[Data entries]
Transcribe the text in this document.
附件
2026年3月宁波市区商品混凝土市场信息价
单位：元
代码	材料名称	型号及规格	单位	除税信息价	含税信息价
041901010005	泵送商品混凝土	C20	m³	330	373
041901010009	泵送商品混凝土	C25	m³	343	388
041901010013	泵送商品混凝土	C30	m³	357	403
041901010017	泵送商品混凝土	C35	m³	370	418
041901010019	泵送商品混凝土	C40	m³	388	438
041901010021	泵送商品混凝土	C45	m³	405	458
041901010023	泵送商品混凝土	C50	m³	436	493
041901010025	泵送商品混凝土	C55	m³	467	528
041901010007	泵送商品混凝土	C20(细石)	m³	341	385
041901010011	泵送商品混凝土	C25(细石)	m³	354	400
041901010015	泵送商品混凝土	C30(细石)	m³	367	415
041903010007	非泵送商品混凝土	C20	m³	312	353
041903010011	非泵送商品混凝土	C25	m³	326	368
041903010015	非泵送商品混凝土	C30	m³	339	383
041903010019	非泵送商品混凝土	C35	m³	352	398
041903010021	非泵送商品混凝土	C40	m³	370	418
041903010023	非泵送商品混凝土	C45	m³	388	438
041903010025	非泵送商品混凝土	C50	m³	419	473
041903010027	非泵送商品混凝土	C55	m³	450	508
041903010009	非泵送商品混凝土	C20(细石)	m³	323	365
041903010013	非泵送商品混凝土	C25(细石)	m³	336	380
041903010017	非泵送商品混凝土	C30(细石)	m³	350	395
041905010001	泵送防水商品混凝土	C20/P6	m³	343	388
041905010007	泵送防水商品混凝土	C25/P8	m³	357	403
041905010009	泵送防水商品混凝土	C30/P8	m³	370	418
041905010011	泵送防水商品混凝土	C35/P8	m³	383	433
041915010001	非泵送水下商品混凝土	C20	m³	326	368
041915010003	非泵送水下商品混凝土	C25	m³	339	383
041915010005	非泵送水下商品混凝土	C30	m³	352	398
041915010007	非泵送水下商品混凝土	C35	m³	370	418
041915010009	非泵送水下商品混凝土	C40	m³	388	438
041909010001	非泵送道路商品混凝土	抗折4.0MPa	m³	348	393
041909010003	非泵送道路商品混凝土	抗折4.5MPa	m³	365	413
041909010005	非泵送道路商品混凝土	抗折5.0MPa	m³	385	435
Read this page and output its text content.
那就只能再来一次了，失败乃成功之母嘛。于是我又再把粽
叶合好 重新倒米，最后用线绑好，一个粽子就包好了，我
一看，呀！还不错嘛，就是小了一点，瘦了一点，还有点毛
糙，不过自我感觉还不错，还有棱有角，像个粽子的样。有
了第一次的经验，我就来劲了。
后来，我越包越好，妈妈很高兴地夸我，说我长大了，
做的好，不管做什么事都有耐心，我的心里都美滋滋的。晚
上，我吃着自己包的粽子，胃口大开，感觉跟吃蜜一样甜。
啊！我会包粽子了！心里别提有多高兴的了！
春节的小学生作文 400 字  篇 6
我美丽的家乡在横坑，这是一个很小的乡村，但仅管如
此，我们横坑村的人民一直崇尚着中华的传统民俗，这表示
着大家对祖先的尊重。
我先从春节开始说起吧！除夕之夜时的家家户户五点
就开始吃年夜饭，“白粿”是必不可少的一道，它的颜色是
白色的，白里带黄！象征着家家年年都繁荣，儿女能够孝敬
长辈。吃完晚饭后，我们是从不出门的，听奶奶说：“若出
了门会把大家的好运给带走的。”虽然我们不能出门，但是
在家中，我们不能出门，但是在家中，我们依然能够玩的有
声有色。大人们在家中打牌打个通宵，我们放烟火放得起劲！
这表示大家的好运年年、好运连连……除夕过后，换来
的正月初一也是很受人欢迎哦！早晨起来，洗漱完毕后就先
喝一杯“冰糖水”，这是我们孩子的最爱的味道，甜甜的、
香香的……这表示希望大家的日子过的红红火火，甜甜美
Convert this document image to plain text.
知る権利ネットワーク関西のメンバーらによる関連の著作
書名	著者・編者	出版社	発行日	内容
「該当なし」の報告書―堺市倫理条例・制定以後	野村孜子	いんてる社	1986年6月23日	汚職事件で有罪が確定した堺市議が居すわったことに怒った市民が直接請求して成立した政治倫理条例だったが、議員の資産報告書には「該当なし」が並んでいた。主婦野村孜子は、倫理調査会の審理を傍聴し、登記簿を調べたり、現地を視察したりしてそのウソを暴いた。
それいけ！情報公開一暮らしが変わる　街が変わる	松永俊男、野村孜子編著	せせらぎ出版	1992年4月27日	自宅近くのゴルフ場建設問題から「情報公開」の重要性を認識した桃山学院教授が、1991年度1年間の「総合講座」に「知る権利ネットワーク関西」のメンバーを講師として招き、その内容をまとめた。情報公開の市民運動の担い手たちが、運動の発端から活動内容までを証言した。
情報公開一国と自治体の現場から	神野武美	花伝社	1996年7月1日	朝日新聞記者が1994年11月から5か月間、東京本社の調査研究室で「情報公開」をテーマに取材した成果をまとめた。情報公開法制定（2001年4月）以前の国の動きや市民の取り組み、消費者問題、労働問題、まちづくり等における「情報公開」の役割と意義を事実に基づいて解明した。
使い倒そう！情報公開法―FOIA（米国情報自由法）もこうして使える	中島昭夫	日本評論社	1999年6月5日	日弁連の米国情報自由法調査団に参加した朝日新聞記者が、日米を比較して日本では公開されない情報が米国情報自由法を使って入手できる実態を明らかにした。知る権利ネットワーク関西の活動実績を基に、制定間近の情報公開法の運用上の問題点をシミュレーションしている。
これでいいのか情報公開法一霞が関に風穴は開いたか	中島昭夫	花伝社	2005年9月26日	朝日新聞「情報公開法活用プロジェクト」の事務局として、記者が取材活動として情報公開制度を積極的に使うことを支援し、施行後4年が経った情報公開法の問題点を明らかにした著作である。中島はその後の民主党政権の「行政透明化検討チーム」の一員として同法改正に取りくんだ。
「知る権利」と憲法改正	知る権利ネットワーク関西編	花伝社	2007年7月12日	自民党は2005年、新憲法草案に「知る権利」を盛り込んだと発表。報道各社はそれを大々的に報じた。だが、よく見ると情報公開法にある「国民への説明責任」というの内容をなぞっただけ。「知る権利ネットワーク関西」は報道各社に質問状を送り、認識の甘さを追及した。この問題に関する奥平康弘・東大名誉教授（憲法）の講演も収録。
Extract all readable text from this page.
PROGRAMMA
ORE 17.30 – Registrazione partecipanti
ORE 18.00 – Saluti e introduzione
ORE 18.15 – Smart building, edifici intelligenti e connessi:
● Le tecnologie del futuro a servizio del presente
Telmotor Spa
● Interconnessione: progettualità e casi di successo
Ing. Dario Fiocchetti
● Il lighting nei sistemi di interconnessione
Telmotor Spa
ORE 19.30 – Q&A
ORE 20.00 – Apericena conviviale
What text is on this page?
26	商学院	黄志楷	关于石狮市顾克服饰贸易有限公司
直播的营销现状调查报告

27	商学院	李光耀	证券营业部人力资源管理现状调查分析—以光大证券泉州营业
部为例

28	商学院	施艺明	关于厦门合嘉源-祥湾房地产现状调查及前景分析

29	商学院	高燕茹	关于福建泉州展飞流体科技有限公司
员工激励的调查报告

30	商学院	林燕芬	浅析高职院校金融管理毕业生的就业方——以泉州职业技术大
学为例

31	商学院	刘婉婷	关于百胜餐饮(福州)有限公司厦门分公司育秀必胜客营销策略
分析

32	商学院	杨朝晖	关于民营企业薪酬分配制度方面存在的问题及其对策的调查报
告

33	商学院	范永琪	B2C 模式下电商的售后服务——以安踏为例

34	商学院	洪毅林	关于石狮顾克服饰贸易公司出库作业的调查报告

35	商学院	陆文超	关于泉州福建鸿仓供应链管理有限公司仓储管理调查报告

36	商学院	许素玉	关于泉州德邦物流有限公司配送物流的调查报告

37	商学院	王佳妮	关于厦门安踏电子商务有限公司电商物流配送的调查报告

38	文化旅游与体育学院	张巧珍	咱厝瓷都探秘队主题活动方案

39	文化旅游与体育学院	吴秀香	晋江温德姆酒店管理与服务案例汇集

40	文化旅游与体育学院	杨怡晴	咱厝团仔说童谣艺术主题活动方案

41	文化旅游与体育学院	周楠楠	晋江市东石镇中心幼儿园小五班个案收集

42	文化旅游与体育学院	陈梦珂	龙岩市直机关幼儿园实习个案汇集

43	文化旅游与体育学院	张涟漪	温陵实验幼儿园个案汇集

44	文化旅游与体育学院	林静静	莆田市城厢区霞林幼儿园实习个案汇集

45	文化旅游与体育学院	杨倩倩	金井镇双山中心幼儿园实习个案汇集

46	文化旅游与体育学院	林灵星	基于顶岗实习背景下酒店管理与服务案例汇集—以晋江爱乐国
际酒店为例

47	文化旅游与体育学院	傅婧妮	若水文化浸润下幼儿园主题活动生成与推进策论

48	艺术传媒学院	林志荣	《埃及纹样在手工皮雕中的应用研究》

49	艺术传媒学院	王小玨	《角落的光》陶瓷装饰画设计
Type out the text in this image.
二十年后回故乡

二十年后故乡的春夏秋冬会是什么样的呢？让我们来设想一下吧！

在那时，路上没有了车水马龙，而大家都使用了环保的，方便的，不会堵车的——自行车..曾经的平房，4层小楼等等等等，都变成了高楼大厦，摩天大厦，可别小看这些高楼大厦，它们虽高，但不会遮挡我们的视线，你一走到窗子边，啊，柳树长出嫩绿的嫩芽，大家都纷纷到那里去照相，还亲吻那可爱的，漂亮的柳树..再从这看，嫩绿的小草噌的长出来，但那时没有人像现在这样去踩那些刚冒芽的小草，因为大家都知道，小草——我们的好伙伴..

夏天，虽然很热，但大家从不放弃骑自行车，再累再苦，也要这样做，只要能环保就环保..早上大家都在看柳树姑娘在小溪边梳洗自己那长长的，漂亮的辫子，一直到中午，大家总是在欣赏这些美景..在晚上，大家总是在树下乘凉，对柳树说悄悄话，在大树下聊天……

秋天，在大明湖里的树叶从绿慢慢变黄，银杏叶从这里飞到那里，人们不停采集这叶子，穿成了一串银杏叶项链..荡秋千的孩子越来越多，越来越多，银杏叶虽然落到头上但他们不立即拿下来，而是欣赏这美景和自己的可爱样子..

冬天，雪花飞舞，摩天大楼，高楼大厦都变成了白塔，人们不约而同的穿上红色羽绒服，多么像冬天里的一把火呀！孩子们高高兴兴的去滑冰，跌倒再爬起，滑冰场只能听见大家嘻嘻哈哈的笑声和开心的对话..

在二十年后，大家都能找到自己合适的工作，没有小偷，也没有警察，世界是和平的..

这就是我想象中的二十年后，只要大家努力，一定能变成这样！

▶ [WHAT YOU NEED TO DO]: Copy all lines from the listing that contain "text".

▶ [RESPONSE TO THIS TASK]:
Transcribe the text in this document.
Read this page and output its text content.
Convert this document image to plain text.
Extract all readable text from this page.
What text is on this page?
Type out the text in this image.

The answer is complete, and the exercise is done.